Start of RECORDS FOR THE EXERCISE
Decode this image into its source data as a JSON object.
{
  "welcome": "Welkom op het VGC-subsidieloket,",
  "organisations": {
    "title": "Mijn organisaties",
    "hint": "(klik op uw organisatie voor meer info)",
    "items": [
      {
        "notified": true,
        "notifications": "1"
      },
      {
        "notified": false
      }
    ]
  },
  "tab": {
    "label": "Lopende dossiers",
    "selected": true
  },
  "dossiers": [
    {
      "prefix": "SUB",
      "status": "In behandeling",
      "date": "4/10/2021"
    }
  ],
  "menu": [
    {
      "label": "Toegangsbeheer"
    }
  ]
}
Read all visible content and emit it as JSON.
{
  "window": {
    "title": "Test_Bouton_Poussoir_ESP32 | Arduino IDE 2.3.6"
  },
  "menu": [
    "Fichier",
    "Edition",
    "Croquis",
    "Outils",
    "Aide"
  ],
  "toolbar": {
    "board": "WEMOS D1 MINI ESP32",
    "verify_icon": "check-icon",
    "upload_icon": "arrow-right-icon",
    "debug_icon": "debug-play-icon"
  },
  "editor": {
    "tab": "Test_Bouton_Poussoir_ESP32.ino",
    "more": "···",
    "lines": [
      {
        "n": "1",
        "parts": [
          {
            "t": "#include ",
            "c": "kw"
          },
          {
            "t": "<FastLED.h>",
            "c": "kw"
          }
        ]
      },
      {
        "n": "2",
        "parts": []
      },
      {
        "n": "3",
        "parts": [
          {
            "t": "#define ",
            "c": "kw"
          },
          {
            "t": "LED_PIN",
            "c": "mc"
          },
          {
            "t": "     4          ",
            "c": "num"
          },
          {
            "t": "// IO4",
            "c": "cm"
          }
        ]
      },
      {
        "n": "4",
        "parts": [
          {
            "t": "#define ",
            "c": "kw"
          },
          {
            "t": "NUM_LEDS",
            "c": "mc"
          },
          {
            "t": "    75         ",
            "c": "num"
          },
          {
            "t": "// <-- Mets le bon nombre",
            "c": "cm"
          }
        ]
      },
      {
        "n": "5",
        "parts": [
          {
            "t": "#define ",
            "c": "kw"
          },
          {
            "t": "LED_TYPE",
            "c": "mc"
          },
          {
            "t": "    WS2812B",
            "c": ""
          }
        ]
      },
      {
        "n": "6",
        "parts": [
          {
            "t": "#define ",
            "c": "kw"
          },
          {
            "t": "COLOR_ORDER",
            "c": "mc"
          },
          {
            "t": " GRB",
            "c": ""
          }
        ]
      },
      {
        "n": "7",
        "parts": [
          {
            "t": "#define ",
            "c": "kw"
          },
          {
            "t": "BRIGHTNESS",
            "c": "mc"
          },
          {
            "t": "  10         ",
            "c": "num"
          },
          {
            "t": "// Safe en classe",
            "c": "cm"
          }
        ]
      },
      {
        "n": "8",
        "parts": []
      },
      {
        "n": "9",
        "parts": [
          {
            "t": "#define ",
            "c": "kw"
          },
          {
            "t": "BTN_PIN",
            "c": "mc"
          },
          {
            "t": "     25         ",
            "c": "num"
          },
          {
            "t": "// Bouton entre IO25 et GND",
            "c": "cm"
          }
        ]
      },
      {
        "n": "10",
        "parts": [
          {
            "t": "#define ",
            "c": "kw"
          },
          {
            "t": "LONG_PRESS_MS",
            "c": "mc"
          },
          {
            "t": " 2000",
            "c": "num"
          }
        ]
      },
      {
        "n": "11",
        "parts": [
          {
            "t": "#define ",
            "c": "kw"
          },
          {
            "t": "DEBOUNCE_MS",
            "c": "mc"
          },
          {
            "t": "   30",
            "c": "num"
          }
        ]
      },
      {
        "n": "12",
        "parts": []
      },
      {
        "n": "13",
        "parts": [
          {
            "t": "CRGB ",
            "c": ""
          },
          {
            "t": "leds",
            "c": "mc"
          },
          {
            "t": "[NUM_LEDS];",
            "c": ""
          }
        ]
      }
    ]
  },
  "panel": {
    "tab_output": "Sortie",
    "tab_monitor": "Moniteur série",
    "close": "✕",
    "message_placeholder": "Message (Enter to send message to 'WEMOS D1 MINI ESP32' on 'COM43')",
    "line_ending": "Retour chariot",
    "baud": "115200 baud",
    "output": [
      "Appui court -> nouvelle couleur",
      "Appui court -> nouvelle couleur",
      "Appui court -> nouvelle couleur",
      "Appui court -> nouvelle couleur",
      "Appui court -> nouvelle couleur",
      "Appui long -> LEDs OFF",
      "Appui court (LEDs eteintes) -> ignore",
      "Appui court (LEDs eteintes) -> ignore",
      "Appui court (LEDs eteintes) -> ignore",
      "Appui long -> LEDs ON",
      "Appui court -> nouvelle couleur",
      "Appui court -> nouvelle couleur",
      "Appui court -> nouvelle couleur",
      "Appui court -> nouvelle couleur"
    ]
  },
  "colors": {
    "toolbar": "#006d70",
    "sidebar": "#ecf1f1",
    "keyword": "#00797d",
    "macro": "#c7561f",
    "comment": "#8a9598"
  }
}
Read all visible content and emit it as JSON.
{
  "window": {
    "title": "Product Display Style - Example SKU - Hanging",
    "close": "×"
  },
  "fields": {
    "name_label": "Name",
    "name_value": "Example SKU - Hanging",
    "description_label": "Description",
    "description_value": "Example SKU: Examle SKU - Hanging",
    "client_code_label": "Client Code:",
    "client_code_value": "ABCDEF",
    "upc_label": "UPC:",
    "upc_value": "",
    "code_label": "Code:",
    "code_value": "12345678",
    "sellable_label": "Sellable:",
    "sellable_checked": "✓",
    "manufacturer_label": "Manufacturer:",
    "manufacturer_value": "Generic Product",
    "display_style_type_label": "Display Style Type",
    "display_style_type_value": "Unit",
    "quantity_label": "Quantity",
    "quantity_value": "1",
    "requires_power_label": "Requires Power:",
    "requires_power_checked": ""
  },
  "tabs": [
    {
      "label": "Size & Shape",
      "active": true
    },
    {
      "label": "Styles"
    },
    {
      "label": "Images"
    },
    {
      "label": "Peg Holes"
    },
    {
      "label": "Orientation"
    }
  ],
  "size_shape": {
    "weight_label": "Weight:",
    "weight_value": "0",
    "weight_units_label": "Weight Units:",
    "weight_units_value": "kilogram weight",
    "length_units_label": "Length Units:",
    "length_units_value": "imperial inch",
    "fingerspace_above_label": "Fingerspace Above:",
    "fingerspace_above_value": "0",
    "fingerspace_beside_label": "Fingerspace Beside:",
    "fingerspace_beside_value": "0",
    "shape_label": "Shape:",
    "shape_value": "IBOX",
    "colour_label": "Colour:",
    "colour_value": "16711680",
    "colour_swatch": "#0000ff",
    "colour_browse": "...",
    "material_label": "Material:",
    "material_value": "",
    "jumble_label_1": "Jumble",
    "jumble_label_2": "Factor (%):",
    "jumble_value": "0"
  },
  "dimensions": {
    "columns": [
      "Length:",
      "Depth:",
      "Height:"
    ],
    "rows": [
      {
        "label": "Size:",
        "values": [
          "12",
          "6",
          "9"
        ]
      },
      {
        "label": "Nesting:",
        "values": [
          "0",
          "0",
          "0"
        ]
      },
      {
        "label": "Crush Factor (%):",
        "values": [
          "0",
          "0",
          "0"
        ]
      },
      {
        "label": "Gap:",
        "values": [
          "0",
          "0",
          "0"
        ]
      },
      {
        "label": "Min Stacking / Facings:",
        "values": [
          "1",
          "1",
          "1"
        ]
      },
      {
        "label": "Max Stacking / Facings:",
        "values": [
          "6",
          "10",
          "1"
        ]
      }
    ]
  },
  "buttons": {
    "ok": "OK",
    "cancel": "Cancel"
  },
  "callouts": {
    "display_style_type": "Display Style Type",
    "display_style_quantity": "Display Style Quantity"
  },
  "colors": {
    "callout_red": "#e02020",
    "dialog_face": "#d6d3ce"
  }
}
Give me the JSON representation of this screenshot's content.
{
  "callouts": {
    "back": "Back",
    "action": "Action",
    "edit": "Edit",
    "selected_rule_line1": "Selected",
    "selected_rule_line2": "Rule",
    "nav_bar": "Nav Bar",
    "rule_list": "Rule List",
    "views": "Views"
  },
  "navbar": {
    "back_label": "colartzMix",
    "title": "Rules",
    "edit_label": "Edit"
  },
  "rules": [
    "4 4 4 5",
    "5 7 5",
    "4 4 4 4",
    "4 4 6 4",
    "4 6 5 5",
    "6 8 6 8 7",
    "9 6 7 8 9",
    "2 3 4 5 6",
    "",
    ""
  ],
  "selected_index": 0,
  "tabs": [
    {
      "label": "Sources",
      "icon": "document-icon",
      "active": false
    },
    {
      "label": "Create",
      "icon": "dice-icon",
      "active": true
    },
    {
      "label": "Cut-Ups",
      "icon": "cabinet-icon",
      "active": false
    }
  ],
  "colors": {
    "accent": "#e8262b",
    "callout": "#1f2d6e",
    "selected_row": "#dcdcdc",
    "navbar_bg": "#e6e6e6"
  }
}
End of RECORDS FOR THE EXERCISE
= GIVEN EXERCISE =
Pull out all lines from the entries above that include the word "true".

= SOLUTION FOR THIS EXERCISE =
        "notified": true,
    "selected": true
      "active": true
      "active": true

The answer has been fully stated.